- What the task requires: Copy out all the lines where "color" shows up.

Start Data entries

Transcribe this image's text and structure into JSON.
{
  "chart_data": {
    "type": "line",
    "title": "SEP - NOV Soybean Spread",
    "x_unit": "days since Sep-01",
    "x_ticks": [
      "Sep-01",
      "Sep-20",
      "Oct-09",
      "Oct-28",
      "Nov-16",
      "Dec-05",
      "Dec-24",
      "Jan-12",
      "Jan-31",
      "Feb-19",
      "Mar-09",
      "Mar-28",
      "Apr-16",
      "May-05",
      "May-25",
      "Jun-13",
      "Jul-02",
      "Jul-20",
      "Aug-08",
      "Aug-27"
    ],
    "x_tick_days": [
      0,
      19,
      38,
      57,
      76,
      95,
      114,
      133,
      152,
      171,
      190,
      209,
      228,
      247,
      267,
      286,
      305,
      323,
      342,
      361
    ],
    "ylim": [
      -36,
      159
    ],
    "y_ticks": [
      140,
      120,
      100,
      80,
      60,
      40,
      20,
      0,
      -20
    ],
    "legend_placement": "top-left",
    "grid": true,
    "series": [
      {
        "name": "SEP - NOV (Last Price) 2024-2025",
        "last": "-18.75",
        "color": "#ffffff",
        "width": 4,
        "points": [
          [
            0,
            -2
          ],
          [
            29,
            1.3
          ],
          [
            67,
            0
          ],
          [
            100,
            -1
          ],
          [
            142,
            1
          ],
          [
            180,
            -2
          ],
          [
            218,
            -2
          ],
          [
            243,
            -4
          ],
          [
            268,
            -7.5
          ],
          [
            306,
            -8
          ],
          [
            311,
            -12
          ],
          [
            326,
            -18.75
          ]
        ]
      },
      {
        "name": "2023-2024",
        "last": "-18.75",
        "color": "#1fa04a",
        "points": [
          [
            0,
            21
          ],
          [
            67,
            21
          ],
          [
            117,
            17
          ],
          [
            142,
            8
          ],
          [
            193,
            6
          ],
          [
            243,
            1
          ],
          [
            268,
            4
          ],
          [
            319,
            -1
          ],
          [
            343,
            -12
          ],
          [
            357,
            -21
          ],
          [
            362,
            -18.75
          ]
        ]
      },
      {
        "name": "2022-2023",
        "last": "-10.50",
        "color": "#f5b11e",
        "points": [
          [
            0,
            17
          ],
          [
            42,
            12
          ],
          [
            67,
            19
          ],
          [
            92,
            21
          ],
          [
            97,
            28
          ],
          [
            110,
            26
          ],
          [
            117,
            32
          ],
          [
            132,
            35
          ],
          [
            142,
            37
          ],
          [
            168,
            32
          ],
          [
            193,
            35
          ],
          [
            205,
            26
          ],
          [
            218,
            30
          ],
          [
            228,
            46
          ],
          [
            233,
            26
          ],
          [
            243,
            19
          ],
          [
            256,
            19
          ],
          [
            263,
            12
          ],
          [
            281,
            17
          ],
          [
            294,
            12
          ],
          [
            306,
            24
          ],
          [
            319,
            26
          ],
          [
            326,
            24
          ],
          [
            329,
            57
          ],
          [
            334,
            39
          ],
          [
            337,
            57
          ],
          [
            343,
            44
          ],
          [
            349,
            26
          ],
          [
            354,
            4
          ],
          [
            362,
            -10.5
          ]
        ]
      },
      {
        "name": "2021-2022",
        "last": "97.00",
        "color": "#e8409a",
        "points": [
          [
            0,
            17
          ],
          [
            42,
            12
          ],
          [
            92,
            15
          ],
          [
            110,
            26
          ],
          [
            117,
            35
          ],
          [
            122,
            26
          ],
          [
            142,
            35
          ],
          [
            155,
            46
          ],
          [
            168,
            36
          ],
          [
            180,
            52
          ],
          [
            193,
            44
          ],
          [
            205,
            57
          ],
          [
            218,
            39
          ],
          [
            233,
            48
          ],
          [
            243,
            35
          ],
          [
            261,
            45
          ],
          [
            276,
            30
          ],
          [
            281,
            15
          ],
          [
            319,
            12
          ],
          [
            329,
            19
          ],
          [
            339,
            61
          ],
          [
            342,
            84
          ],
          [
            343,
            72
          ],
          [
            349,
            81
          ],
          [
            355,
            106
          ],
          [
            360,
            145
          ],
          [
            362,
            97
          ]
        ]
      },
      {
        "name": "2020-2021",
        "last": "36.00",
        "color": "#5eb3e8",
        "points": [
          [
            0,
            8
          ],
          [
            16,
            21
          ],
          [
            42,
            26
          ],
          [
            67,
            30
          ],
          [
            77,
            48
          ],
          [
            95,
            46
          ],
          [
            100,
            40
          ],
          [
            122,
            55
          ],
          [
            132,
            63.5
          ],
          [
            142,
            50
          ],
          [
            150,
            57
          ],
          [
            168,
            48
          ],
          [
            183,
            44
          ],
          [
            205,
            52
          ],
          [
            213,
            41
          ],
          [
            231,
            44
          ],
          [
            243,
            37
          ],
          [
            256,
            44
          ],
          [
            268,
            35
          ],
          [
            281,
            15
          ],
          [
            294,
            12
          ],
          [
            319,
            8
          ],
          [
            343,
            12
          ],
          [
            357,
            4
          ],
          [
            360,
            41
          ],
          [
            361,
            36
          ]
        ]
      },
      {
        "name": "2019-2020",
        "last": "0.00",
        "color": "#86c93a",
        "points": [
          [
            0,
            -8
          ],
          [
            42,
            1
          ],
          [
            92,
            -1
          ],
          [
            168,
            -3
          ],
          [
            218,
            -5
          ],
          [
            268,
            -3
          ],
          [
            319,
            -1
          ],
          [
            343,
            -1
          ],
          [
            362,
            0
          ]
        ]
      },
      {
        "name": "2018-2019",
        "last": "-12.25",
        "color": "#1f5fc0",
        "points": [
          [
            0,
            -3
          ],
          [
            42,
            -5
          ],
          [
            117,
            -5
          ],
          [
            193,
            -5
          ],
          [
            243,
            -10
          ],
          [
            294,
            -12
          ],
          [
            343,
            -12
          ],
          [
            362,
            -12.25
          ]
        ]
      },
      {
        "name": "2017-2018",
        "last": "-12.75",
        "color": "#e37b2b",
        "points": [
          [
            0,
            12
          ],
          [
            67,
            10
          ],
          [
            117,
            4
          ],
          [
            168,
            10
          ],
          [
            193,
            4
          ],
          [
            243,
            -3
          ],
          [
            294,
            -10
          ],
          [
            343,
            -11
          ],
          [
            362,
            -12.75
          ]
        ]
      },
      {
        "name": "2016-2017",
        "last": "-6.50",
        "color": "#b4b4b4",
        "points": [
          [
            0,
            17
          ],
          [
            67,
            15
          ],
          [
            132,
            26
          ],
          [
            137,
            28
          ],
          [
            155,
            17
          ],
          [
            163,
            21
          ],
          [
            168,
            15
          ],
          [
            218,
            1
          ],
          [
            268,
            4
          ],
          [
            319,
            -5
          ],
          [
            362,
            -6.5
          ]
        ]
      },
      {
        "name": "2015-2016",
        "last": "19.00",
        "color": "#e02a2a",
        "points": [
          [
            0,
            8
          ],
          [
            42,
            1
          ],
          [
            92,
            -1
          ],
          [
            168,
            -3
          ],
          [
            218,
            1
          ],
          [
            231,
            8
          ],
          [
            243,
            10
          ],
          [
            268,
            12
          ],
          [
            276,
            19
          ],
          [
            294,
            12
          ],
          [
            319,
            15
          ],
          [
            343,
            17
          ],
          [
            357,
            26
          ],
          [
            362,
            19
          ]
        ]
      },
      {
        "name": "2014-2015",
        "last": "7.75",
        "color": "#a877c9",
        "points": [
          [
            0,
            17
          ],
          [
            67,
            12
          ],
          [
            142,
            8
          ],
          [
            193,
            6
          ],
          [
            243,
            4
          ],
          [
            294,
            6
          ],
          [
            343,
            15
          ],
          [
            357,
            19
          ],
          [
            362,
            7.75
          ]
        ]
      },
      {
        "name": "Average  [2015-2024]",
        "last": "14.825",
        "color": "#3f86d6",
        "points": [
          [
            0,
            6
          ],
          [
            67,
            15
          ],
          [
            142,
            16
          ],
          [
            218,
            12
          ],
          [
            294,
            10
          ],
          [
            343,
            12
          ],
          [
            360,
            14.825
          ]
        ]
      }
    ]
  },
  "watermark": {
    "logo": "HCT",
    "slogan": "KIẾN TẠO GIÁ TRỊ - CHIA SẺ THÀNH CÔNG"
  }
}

End Data entries

- Full output:
        "color": "#ffffff",
        "color": "#1fa04a",
        "color": "#f5b11e",
        "color": "#e8409a",
        "color": "#5eb3e8",
        "color": "#86c93a",
        "color": "#1f5fc0",
        "color": "#e37b2b",
        "color": "#b4b4b4",
        "color": "#e02a2a",
        "color": "#a877c9",
        "color": "#3f86d6",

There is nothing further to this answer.